INSTRUCTIONS FOR THE TASK
Could you repeat, word for word, every line from the one containing "Give me the" through the final line of the records below, and nothing else?
------------------------------
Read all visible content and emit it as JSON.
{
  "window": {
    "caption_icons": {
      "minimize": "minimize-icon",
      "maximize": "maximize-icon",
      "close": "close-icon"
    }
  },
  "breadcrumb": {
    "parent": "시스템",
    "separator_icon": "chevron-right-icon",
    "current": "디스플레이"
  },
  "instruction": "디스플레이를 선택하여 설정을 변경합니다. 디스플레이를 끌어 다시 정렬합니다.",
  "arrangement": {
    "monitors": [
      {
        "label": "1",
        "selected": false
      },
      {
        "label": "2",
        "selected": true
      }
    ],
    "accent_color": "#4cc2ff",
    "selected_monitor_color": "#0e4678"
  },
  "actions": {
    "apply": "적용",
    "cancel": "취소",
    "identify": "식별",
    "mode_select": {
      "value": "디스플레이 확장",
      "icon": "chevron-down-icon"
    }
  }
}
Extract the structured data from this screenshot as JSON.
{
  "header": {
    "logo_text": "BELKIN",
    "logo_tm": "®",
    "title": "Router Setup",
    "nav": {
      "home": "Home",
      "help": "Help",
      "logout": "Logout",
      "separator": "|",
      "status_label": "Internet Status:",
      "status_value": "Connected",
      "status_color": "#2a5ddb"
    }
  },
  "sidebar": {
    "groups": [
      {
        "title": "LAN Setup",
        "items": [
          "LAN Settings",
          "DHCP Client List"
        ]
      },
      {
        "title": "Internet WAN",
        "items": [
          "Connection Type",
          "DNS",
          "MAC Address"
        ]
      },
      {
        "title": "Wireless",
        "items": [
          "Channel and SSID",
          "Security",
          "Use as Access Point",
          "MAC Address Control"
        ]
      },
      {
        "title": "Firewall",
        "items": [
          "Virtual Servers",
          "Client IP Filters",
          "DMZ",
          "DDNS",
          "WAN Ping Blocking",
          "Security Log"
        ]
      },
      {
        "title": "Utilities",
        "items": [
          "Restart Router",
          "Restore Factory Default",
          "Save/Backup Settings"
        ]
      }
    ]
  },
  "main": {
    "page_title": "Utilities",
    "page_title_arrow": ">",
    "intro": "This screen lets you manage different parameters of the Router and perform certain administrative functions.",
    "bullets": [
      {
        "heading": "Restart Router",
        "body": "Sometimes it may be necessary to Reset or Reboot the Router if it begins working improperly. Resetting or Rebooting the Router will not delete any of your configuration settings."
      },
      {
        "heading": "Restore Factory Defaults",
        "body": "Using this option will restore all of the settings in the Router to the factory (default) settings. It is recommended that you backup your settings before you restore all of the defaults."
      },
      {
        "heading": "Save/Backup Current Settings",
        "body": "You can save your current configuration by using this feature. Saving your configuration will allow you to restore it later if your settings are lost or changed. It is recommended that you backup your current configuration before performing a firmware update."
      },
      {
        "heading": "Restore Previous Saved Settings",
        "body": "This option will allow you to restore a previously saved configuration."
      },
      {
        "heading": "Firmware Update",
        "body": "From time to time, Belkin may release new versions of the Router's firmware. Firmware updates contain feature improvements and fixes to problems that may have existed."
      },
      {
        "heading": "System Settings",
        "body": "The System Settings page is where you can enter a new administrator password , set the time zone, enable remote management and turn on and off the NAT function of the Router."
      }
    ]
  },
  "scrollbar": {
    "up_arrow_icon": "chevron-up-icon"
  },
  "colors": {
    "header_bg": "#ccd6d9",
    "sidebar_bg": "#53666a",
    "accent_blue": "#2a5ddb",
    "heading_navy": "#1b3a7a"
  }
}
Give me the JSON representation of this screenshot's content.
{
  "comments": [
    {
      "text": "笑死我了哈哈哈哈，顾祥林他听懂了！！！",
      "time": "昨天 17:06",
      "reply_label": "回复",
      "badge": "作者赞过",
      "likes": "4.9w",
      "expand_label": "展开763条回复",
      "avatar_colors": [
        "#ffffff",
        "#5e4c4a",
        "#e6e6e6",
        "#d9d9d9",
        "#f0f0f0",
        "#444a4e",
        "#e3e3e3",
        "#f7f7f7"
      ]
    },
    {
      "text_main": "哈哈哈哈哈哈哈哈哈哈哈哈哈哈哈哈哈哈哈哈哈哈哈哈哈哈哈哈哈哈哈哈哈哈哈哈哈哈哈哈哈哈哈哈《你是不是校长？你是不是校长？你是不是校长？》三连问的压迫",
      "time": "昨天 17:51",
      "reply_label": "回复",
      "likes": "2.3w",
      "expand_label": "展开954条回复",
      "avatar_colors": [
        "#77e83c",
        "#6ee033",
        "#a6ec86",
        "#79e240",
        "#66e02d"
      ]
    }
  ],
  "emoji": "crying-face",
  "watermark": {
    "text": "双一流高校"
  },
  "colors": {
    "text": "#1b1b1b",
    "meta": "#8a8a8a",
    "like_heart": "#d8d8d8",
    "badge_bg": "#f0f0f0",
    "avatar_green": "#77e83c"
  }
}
------------------------------
SOLUTION FOR THIS EXERCISE
Give me the JSON representation of this screenshot's content.
{
  "comments": [
    {
      "text": "笑死我了哈哈哈哈，顾祥林他听懂了！！！",
      "time": "昨天 17:06",
      "reply_label": "回复",
      "badge": "作者赞过",
      "likes": "4.9w",
      "expand_label": "展开763条回复",
      "avatar_colors": [
        "#ffffff",
        "#5e4c4a",
        "#e6e6e6",
        "#d9d9d9",
        "#f0f0f0",
        "#444a4e",
        "#e3e3e3",
        "#f7f7f7"
      ]
    },
    {
      "text_main": "哈哈哈哈哈哈哈哈哈哈哈哈哈哈哈哈哈哈哈哈哈哈哈哈哈哈哈哈哈哈哈哈哈哈哈哈哈哈哈哈哈哈哈哈《你是不是校长？你是不是校长？你是不是校长？》三连问的压迫",
      "time": "昨天 17:51",
      "reply_label": "回复",
      "likes": "2.3w",
      "expand_label": "展开954条回复",
      "avatar_colors": [
        "#77e83c",
        "#6ee033",
        "#a6ec86",
        "#79e240",
        "#66e02d"
      ]
    }
  ],
  "emoji": "crying-face",
  "watermark": {
    "text": "双一流高校"
  },
  "colors": {
    "text": "#1b1b1b",
    "meta": "#8a8a8a",
    "like_heart": "#d8d8d8",
    "badge_bg": "#f0f0f0",
    "avatar_green": "#77e83c"
  }
}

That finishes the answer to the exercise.